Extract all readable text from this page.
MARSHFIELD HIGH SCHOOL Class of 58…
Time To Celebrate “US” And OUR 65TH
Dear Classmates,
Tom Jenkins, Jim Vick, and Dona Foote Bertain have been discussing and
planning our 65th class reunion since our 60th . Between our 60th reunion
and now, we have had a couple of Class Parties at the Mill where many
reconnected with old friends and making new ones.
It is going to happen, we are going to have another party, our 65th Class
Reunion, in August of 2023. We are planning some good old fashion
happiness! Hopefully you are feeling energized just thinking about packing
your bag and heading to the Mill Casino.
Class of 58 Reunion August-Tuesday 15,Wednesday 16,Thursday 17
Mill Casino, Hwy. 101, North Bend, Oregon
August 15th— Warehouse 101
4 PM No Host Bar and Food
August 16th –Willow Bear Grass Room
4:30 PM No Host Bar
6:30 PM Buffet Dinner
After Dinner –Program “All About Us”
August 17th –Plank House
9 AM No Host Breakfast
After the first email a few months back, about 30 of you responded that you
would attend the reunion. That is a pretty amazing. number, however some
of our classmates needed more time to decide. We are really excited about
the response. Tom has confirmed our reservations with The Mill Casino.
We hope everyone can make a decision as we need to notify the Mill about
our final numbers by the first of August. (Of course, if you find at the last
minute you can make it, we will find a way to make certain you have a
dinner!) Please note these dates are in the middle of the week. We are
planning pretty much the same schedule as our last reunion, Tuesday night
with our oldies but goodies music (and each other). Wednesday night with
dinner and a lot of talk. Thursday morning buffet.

+++

* _WRITTEN PROBLEM_
In the entries above, count every line containing the word "August". Write only the total.

* _ANSWER IN FULL_
6